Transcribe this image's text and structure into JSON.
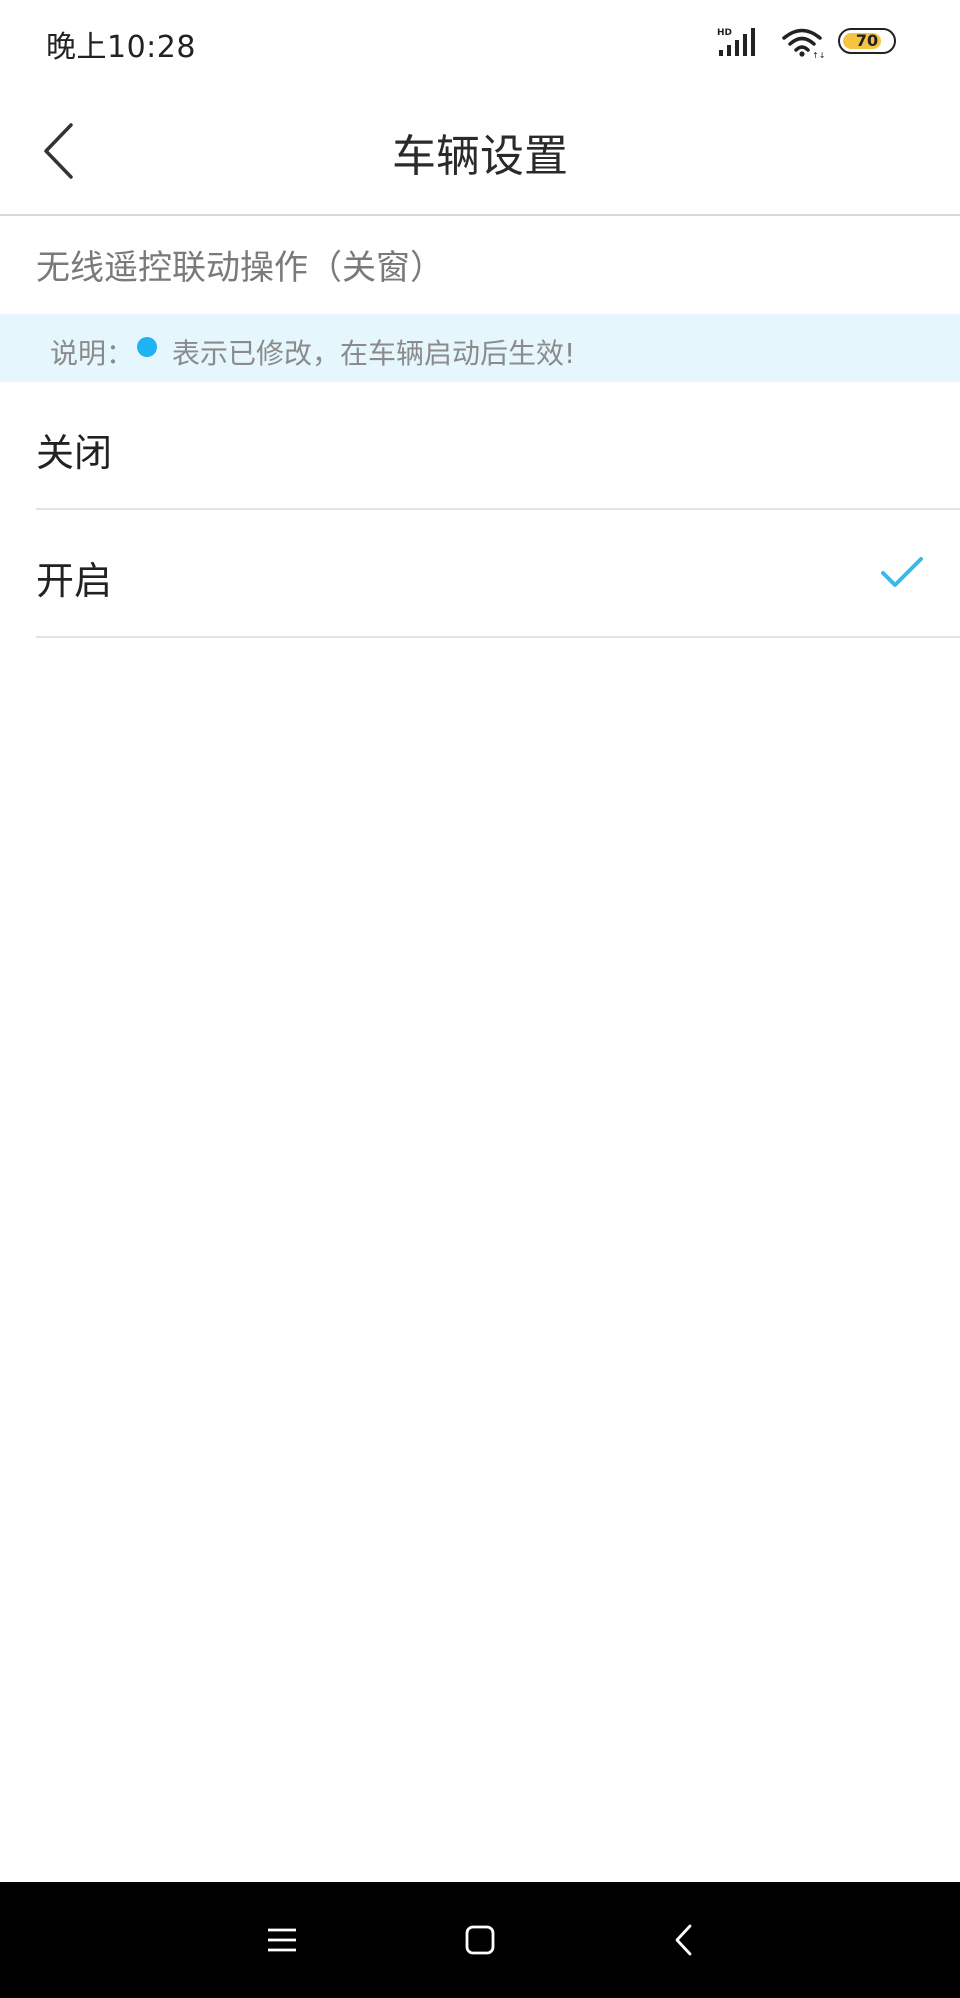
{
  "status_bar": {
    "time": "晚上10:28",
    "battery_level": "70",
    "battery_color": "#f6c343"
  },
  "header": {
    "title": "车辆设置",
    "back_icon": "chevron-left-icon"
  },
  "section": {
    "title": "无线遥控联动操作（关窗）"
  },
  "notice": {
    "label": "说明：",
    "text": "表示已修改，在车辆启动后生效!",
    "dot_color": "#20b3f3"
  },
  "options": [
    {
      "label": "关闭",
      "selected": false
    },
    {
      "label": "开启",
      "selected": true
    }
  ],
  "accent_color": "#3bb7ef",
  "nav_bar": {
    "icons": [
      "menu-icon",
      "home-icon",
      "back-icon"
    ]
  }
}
+ + + + +
#### Work instructions:
Return all of the entries exactly as written, but drop any pictures they hold.

#### Finished task:
Transcribe this image's text and structure into JSON.
{
  "status_bar": {
    "time": "晚上10:28",
    "battery_level": "70",
    "battery_color": "#f6c343"
  },
  "header": {
    "title": "车辆设置",
    "back_icon": "chevron-left-icon"
  },
  "section": {
    "title": "无线遥控联动操作（关窗）"
  },
  "notice": {
    "label": "说明：",
    "text": "表示已修改，在车辆启动后生效!",
    "dot_color": "#20b3f3"
  },
  "options": [
    {
      "label": "关闭",
      "selected": false
    },
    {
      "label": "开启",
      "selected": true
    }
  ],
  "accent_color": "#3bb7ef",
  "nav_bar": {
    "icons": [
      "menu-icon",
      "home-icon",
      "back-icon"
    ]
  }
}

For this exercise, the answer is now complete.